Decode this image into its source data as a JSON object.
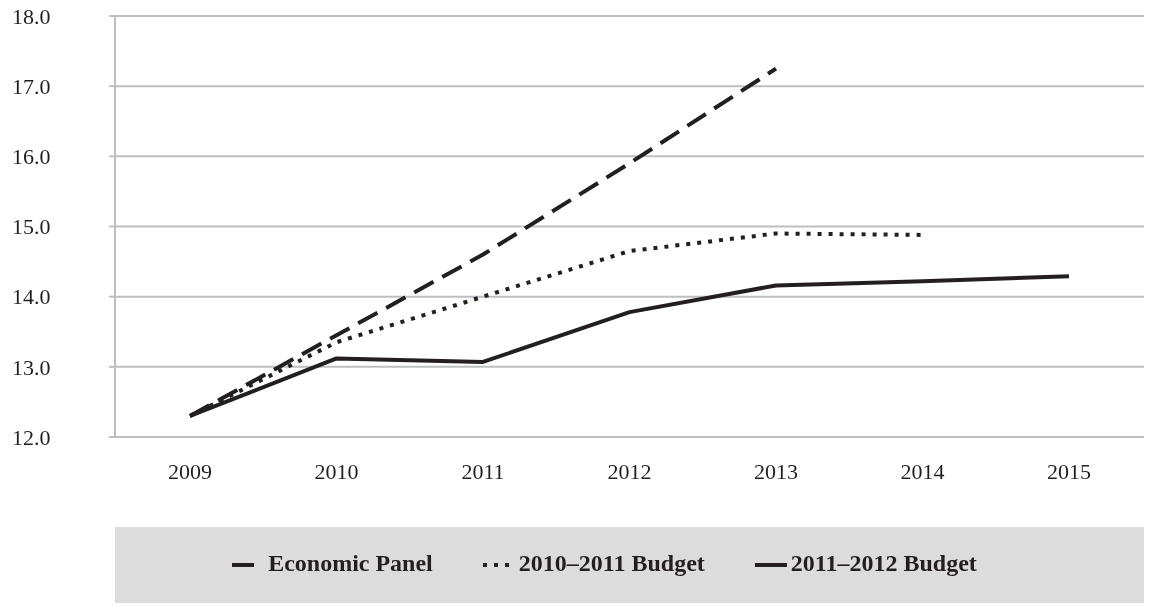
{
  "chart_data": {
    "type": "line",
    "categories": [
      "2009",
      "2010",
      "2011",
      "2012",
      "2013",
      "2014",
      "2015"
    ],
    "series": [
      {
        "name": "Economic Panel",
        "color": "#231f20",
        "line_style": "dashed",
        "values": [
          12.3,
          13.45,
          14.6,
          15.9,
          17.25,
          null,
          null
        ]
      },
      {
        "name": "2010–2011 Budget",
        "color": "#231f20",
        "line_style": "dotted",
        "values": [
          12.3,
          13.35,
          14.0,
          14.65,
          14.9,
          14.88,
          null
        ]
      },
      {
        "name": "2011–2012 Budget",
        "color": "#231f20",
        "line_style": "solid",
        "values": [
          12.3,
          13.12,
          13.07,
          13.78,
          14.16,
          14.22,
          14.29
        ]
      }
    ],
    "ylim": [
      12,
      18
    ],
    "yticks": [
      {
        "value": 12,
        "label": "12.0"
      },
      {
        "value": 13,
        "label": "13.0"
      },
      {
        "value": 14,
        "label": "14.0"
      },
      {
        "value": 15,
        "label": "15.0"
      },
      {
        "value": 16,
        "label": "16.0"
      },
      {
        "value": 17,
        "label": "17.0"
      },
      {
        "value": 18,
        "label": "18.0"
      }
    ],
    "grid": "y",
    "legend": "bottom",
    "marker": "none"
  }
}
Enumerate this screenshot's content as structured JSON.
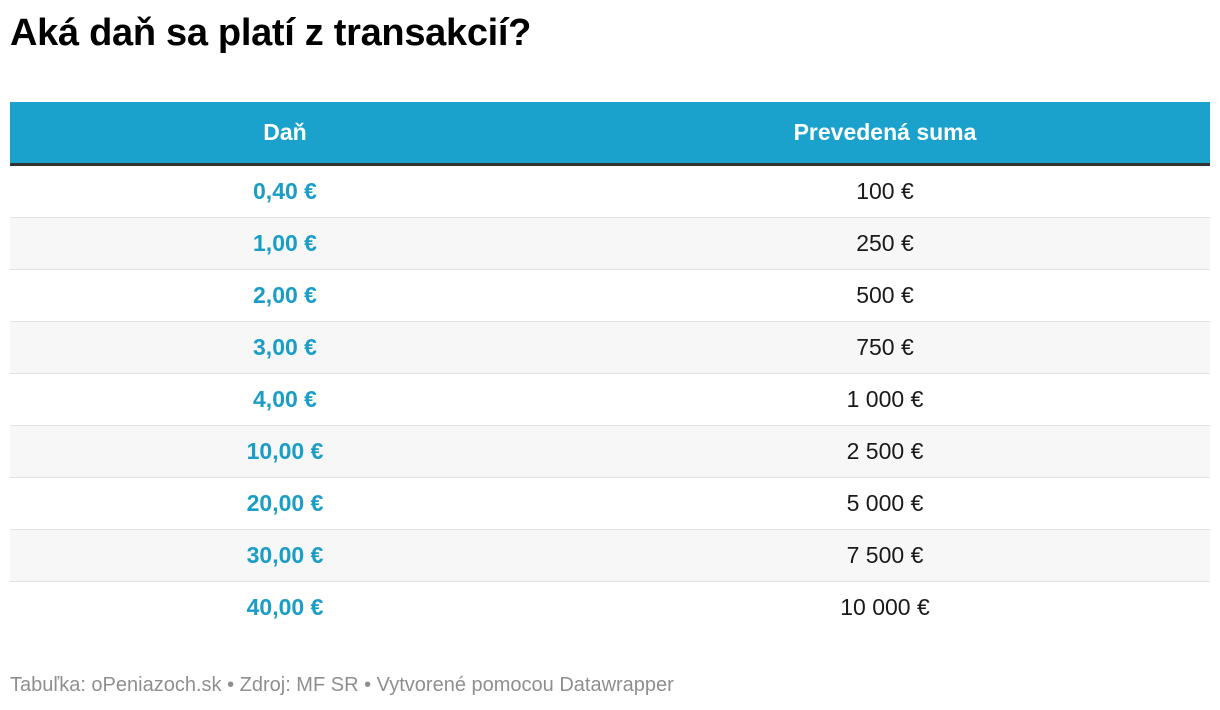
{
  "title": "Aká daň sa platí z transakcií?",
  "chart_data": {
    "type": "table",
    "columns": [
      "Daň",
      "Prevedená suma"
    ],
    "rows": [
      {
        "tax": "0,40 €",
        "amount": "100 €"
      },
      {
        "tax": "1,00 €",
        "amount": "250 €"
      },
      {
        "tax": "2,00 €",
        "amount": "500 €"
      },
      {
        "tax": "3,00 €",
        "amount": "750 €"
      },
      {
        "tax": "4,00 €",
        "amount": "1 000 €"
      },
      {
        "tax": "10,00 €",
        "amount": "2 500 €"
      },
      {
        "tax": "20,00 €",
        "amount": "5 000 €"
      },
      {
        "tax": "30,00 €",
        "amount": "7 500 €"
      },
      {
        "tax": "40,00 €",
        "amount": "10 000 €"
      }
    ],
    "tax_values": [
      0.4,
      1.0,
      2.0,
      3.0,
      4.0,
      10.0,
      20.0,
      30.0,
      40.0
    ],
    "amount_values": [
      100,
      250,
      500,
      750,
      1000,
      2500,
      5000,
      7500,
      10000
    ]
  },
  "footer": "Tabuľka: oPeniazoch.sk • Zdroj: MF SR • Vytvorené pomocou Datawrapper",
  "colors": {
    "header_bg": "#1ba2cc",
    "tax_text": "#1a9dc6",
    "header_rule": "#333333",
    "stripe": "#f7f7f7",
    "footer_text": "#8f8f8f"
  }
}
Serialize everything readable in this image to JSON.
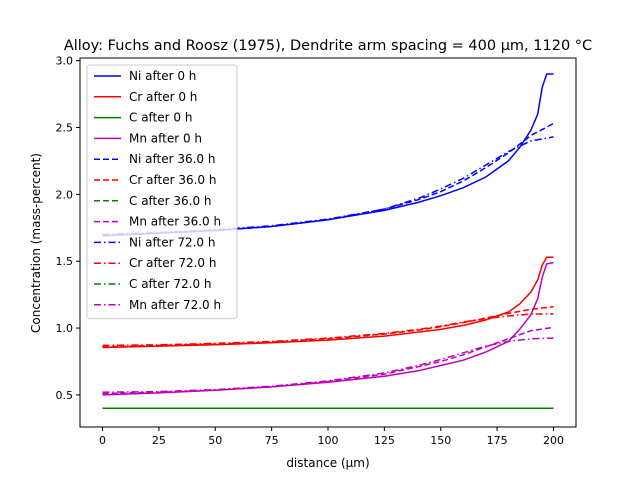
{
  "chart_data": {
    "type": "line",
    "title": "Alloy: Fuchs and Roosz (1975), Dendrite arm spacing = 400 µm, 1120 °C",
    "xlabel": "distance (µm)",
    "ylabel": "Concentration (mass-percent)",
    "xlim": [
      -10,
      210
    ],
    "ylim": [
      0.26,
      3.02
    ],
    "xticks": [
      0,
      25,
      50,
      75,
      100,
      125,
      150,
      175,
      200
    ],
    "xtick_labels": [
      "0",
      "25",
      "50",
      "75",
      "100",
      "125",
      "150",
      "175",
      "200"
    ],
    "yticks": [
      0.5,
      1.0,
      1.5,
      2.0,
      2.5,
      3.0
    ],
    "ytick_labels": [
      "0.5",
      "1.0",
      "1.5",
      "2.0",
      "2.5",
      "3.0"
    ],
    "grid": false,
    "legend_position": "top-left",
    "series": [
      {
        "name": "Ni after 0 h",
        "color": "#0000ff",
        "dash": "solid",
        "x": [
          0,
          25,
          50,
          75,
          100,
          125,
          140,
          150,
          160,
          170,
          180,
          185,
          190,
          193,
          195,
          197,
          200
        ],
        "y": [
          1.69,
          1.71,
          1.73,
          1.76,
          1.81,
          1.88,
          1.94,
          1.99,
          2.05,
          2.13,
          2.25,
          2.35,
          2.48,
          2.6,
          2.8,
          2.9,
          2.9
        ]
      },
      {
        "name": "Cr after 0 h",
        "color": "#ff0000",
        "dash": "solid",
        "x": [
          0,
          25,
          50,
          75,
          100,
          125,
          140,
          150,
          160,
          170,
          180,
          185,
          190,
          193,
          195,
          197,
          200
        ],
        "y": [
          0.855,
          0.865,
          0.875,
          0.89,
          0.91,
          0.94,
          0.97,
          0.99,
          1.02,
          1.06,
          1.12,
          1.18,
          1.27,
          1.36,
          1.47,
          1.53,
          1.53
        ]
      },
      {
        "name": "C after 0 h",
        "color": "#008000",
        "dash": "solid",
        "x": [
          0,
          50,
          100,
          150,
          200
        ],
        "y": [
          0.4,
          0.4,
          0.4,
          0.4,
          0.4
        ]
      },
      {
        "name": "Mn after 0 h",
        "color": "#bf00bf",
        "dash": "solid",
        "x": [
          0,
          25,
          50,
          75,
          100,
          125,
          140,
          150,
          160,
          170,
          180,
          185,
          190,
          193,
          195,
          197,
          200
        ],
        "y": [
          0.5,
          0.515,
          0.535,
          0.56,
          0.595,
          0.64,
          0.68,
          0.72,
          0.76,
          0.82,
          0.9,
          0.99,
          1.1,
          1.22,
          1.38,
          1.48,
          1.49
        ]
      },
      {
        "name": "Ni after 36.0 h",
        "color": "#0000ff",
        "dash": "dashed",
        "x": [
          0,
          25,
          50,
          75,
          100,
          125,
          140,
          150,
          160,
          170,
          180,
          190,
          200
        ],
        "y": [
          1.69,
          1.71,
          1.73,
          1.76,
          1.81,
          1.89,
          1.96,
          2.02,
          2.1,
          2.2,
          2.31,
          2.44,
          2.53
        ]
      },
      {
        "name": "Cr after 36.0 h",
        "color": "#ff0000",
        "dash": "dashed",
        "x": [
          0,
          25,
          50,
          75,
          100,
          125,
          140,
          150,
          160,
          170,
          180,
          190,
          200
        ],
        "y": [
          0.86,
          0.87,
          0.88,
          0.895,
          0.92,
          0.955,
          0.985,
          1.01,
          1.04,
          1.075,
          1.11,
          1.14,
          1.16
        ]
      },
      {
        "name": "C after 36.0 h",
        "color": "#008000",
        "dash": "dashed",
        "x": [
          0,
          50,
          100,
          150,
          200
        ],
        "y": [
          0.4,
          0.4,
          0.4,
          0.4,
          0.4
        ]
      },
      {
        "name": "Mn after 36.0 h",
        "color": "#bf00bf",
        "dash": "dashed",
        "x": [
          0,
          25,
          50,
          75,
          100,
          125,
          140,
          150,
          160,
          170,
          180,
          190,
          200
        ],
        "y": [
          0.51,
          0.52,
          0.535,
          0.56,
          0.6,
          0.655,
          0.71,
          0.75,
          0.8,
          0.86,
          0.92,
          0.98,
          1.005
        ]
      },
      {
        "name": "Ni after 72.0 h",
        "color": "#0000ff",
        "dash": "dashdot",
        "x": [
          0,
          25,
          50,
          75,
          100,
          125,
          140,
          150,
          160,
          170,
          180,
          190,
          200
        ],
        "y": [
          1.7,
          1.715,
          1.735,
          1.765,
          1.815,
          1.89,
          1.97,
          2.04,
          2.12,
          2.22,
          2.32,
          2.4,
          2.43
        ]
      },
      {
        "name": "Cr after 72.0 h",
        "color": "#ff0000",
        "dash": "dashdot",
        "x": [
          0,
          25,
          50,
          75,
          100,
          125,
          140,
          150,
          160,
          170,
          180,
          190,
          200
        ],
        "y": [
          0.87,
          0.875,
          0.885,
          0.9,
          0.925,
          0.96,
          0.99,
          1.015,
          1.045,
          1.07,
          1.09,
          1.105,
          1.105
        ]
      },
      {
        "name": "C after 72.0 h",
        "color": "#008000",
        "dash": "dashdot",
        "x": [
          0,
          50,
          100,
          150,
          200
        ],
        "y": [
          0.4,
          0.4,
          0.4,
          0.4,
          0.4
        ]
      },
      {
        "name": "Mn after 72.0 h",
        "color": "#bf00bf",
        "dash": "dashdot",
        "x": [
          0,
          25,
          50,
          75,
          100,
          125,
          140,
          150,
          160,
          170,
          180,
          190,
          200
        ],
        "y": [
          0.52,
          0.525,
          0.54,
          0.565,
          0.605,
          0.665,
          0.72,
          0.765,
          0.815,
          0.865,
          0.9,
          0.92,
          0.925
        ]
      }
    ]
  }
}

════════

# [Requirement]
Only lines with the string "title" belong in your answer; copy each one.

# [Response to this task]
  "title": "Aká daň sa platí z transakcií?",
    "title": "Alloy: Fuchs and Roosz (1975), Dendrite arm spacing = 400 µm, 1120 °C",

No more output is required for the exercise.